## DATA FOR THIS EXERCISE
§

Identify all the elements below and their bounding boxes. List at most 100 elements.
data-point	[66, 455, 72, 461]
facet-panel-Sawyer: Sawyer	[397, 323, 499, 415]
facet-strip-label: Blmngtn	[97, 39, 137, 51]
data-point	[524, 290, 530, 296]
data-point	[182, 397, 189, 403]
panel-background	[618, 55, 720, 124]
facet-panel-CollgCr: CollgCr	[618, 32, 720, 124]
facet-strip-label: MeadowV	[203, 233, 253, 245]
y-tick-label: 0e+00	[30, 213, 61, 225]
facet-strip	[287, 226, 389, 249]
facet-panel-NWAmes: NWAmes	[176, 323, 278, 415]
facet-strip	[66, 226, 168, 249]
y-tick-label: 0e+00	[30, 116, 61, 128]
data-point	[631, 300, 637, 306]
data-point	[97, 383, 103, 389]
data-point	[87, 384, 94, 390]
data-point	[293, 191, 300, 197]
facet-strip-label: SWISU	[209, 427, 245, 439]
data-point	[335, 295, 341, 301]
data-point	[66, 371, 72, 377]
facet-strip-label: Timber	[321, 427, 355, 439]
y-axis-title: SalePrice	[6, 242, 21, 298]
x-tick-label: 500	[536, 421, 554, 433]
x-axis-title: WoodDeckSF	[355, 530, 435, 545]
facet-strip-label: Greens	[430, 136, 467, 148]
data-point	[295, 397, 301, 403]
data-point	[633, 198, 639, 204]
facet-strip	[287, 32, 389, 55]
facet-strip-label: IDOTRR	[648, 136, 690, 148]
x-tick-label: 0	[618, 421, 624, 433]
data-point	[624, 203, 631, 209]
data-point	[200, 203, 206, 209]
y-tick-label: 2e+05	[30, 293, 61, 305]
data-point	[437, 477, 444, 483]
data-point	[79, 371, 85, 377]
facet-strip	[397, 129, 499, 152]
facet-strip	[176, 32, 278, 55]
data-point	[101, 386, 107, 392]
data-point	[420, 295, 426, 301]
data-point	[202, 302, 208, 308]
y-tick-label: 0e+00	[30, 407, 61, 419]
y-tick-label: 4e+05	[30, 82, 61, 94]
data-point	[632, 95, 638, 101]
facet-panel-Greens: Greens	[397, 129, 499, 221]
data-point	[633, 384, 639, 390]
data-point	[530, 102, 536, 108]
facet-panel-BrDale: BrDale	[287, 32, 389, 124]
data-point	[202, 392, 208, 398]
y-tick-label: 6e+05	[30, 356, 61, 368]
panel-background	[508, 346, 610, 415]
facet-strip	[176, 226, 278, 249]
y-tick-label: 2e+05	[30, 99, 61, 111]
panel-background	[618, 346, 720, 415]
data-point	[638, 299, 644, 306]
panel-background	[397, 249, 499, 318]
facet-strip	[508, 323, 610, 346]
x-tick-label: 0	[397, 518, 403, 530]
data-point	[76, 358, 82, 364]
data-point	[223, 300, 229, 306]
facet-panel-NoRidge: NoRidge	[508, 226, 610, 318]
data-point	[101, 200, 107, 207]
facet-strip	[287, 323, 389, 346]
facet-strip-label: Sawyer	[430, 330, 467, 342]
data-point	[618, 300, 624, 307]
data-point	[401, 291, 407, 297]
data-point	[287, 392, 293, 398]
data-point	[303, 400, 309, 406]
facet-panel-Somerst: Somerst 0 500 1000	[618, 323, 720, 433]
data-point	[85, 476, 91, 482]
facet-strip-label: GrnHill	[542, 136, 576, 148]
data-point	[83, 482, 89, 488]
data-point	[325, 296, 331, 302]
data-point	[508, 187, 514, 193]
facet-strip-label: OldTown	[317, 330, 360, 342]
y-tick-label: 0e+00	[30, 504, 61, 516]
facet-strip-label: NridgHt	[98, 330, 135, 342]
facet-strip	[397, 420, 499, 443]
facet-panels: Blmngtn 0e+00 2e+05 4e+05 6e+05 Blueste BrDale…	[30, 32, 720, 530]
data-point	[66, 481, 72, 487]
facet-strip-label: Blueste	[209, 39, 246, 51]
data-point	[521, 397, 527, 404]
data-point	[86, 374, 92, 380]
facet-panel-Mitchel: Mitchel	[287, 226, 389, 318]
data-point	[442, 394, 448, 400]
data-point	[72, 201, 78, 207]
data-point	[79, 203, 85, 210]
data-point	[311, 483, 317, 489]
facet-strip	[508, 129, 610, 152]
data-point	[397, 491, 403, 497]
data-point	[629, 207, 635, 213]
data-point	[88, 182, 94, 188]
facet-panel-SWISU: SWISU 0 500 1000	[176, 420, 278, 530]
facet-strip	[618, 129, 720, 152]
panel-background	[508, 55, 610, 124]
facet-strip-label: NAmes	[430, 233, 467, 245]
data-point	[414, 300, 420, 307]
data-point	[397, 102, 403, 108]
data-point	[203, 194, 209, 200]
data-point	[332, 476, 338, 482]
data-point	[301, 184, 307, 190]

§

## TASK OBJECTIVE
Quote all of the data above word for word, line by line, without changing anything.

## RESULT OF THE EXERCISE
Identify all the elements below and their bounding boxes. List at most 100 elements.
data-point	[66, 455, 72, 461]
facet-panel-Sawyer: Sawyer	[397, 323, 499, 415]
facet-strip-label: Blmngtn	[97, 39, 137, 51]
data-point	[524, 290, 530, 296]
data-point	[182, 397, 189, 403]
panel-background	[618, 55, 720, 124]
facet-panel-CollgCr: CollgCr	[618, 32, 720, 124]
facet-strip-label: MeadowV	[203, 233, 253, 245]
y-tick-label: 0e+00	[30, 213, 61, 225]
facet-strip	[287, 226, 389, 249]
facet-panel-NWAmes: NWAmes	[176, 323, 278, 415]
facet-strip	[66, 226, 168, 249]
y-tick-label: 0e+00	[30, 116, 61, 128]
data-point	[631, 300, 637, 306]
data-point	[97, 383, 103, 389]
data-point	[87, 384, 94, 390]
data-point	[293, 191, 300, 197]
facet-strip-label: SWISU	[209, 427, 245, 439]
data-point	[335, 295, 341, 301]
data-point	[66, 371, 72, 377]
facet-strip-label: Timber	[321, 427, 355, 439]
y-axis-title: SalePrice	[6, 242, 21, 298]
x-tick-label: 500	[536, 421, 554, 433]
x-axis-title: WoodDeckSF	[355, 530, 435, 545]
facet-strip-label: Greens	[430, 136, 467, 148]
data-point	[295, 397, 301, 403]
data-point	[633, 198, 639, 204]
facet-strip	[287, 32, 389, 55]
facet-strip-label: IDOTRR	[648, 136, 690, 148]
x-tick-label: 0	[618, 421, 624, 433]
data-point	[624, 203, 631, 209]
data-point	[200, 203, 206, 209]
y-tick-label: 2e+05	[30, 293, 61, 305]
data-point	[437, 477, 444, 483]
data-point	[79, 371, 85, 377]
facet-strip	[397, 129, 499, 152]
facet-strip	[176, 32, 278, 55]
data-point	[101, 386, 107, 392]
data-point	[420, 295, 426, 301]
data-point	[202, 302, 208, 308]
y-tick-label: 0e+00	[30, 407, 61, 419]
y-tick-label: 4e+05	[30, 82, 61, 94]
data-point	[632, 95, 638, 101]
facet-panel-Greens: Greens	[397, 129, 499, 221]
data-point	[633, 384, 639, 390]
data-point	[530, 102, 536, 108]
facet-panel-BrDale: BrDale	[287, 32, 389, 124]
data-point	[202, 392, 208, 398]
y-tick-label: 6e+05	[30, 356, 61, 368]
panel-background	[508, 346, 610, 415]
facet-strip	[176, 226, 278, 249]
y-tick-label: 2e+05	[30, 99, 61, 111]
panel-background	[618, 346, 720, 415]
data-point	[638, 299, 644, 306]
panel-background	[397, 249, 499, 318]
facet-strip	[508, 323, 610, 346]
x-tick-label: 0	[397, 518, 403, 530]
data-point	[76, 358, 82, 364]
data-point	[223, 300, 229, 306]
facet-panel-NoRidge: NoRidge	[508, 226, 610, 318]
data-point	[101, 200, 107, 207]
facet-strip	[287, 323, 389, 346]
facet-strip-label: Sawyer	[430, 330, 467, 342]
data-point	[618, 300, 624, 307]
data-point	[401, 291, 407, 297]
data-point	[287, 392, 293, 398]
data-point	[303, 400, 309, 406]
facet-panel-Somerst: Somerst 0 500 1000	[618, 323, 720, 433]
data-point	[85, 476, 91, 482]
facet-strip-label: GrnHill	[542, 136, 576, 148]
data-point	[83, 482, 89, 488]
data-point	[325, 296, 331, 302]
data-point	[508, 187, 514, 193]
facet-strip-label: OldTown	[317, 330, 360, 342]
y-tick-label: 0e+00	[30, 504, 61, 516]
facet-strip-label: NridgHt	[98, 330, 135, 342]
facet-strip	[397, 420, 499, 443]
facet-panels: Blmngtn 0e+00 2e+05 4e+05 6e+05 Blueste BrDale…	[30, 32, 720, 530]
data-point	[66, 481, 72, 487]
facet-strip-label: Blueste	[209, 39, 246, 51]
data-point	[521, 397, 527, 404]
data-point	[86, 374, 92, 380]
facet-panel-Mitchel: Mitchel	[287, 226, 389, 318]
data-point	[442, 394, 448, 400]
data-point	[72, 201, 78, 207]
data-point	[79, 203, 85, 210]
data-point	[311, 483, 317, 489]
facet-strip	[508, 129, 610, 152]
data-point	[397, 491, 403, 497]
data-point	[629, 207, 635, 213]
data-point	[88, 182, 94, 188]
facet-panel-SWISU: SWISU 0 500 1000	[176, 420, 278, 530]
facet-strip	[618, 129, 720, 152]
panel-background	[508, 55, 610, 124]
facet-strip-label: NAmes	[430, 233, 467, 245]
data-point	[414, 300, 420, 307]
data-point	[397, 102, 403, 108]
data-point	[203, 194, 209, 200]
data-point	[332, 476, 338, 482]
data-point	[301, 184, 307, 190]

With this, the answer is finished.